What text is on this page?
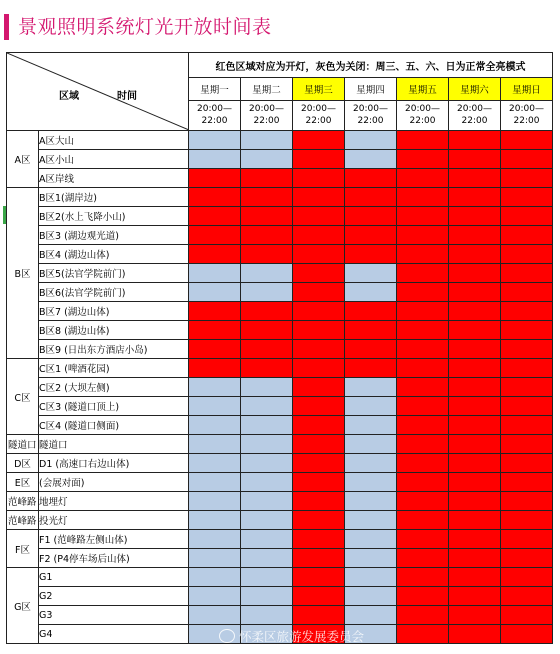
景观照明系统灯光开放时间表
区域 时间		红色区域对应为开灯，灰色为关闭：周三、五、六、日为正常全亮模式						
		星期一	星期二	星期三	星期四	星期五	星期六	星期日
		20:00—22:00	20:00—22:00	20:00—22:00	20:00—22:00	20:00—22:00	20:00—22:00	20:00—22:00
A区	A区大山							
	A区小山							
	A区岸线							
B区	B区1(湖岸边)							
	B区2(水上飞降小山)							
	B区3 (湖边观光道)							
	B区4 (湖边山体)							
	B区5(法官学院前门)							
	B区6(法官学院前门)							
	B区7 (湖边山体)							
	B区8 (湖边山体)							
	B区9 (日出东方酒店小岛)							
C区	C区1 (啤酒花园)							
	C区2 (大坝左侧)							
	C区3 (隧道口顶上)							
	C区4 (隧道口侧面)							
隧道口	隧道口							
D区	D1 (高速口右边山体)							
E区	(会展对面)							
范峰路	地埋灯							
范峰路	投光灯							
F区	F1 (范峰路左侧山体)							
	F2 (P4停车场后山体)							
G区	G1							
	G2							
	G3							
	G4								怀柔区旅游发展委员会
--------------------
- Stated exercise -
Transcribe the whole listing, character for character, but not its images.

- Answer -
What text is on this page?
景观照明系统灯光开放时间表
区域 时间		红色区域对应为开灯，灰色为关闭：周三、五、六、日为正常全亮模式						
		星期一	星期二	星期三	星期四	星期五	星期六	星期日
		20:00—22:00	20:00—22:00	20:00—22:00	20:00—22:00	20:00—22:00	20:00—22:00	20:00—22:00
A区	A区大山							
	A区小山							
	A区岸线							
B区	B区1(湖岸边)							
	B区2(水上飞降小山)							
	B区3 (湖边观光道)							
	B区4 (湖边山体)							
	B区5(法官学院前门)							
	B区6(法官学院前门)							
	B区7 (湖边山体)							
	B区8 (湖边山体)							
	B区9 (日出东方酒店小岛)							
C区	C区1 (啤酒花园)							
	C区2 (大坝左侧)							
	C区3 (隧道口顶上)							
	C区4 (隧道口侧面)							
隧道口	隧道口							
D区	D1 (高速口右边山体)							
E区	(会展对面)							
范峰路	地埋灯							
范峰路	投光灯							
F区	F1 (范峰路左侧山体)							
	F2 (P4停车场后山体)							
G区	G1							
	G2							
	G3							
	G4								怀柔区旅游发展委员会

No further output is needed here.